▶ _ZU LESENDER TEXT_
◇ ◇ ◇ ◇ ◇

Obwohl nicht im Stadtgebiet von Augsburg gelegen, bedarf die sprichwörtliche „Radaranlage“ in Gablingen einer historischen Eingliederung in die amerikanische Liegenschaft Augsburg. Als militärische Einrichtung ist sie mit den Kasernen der Stadt über zwei Jahrzehnte dienstlich verknüpft gewesen. Ihre funktionelle und optische Besonderheit machte sie in der öffentlichen Diskussion lange Zeit zu einem Streit- und Reizobjekt besonderer Art.

◇ ◇ ◇ ◇ ◇

▶ _DATENZEILEN_
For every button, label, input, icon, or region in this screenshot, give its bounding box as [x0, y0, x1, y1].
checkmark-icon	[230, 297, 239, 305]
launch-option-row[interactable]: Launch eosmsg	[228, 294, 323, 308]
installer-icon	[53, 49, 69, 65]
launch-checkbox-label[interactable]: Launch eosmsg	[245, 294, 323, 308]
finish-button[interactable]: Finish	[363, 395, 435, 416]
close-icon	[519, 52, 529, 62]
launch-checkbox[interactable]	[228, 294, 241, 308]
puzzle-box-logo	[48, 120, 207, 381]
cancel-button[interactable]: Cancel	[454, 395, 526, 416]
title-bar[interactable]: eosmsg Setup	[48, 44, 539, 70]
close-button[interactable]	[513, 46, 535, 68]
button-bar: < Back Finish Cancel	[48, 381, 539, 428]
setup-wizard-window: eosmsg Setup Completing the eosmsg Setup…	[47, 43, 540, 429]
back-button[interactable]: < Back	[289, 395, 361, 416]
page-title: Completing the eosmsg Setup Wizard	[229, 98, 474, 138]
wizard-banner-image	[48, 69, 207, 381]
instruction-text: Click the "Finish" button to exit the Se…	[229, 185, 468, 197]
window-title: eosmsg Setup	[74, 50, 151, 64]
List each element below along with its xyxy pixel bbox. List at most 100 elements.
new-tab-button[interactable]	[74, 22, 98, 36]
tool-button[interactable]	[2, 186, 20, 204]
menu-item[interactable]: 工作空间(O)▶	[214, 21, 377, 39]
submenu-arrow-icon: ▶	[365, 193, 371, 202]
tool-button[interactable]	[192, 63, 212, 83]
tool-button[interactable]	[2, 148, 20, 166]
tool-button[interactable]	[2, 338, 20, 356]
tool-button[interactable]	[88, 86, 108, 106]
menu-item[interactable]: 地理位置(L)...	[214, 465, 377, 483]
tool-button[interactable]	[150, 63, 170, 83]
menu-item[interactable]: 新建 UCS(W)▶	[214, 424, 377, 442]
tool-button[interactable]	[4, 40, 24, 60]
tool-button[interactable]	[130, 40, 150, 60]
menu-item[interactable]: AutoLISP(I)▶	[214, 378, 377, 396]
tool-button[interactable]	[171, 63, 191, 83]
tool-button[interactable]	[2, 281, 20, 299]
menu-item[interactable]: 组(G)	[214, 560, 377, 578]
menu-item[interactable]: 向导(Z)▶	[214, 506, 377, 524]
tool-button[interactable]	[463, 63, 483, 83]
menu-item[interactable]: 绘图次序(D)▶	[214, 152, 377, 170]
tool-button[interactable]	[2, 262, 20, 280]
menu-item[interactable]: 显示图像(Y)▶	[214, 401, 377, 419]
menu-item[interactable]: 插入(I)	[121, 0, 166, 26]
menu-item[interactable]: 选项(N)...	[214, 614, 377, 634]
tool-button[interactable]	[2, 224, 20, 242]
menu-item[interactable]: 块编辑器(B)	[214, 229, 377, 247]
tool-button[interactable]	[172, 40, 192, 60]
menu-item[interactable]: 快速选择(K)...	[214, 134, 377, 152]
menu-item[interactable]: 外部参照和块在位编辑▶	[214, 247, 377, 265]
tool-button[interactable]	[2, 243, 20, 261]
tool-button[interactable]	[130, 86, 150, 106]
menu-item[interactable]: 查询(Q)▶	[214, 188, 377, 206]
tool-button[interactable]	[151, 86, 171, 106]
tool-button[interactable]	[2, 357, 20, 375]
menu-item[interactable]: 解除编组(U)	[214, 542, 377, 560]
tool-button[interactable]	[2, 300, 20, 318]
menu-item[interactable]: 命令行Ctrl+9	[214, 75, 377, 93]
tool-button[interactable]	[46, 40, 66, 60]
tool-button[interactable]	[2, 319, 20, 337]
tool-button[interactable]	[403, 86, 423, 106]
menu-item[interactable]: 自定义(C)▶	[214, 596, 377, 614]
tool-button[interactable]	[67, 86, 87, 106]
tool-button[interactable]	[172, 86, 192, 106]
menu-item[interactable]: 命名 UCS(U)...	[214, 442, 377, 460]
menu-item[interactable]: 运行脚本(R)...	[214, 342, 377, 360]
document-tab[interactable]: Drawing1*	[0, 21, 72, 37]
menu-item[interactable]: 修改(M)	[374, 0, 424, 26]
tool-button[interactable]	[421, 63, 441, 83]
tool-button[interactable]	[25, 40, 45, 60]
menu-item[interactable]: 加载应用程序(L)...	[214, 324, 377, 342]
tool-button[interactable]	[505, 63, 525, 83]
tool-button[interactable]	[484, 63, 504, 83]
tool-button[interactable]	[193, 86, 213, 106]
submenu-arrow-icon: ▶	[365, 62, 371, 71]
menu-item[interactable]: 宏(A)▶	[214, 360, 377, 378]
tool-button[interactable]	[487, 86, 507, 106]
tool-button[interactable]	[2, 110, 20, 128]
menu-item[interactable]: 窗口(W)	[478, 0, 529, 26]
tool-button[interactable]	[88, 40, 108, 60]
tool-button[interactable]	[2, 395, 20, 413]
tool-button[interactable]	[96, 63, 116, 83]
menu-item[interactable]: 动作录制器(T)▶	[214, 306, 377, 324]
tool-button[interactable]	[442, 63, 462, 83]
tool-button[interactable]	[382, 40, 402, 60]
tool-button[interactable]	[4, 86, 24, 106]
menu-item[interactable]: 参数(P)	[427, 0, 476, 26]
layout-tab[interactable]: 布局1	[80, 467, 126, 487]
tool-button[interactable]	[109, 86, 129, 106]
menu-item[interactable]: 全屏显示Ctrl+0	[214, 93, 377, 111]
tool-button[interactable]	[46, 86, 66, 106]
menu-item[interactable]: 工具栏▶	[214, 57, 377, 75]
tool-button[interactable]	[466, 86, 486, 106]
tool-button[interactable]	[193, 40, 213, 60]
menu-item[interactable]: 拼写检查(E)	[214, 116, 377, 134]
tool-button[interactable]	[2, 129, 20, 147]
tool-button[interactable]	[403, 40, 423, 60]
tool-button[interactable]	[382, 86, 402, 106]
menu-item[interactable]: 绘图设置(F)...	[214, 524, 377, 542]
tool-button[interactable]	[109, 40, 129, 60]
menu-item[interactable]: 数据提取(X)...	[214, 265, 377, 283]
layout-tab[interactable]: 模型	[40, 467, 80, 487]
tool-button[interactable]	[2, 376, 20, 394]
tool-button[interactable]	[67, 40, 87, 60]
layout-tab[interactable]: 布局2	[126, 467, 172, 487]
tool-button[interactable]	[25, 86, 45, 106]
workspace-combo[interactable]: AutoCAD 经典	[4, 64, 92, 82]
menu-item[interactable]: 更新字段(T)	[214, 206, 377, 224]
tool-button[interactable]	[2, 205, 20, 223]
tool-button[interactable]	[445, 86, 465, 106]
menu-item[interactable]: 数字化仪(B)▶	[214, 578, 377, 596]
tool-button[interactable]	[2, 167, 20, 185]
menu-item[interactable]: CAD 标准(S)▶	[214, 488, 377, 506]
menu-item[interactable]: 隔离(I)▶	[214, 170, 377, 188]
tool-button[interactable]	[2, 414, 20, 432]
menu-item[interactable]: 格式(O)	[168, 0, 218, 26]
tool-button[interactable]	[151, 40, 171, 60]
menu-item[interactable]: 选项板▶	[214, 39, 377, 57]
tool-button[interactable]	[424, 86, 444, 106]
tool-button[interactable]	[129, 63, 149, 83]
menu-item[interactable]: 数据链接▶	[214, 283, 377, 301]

◇ ◇ ◇ ◇ ◇

▶ _ZU ERLEDIGENDE AUFGABE_
Geben Sie an, wie lange die Radaranlage in Gablingen laut dem Text über diese Anlage dienstlich mit den Kasernen der Stadt Augsburg verknüpft war. Das Material wird für die Bearbeitung nicht gebraucht.

▶ _SCHRIFTLICHE ANTWORT_
Über zwei Jahrzehnte.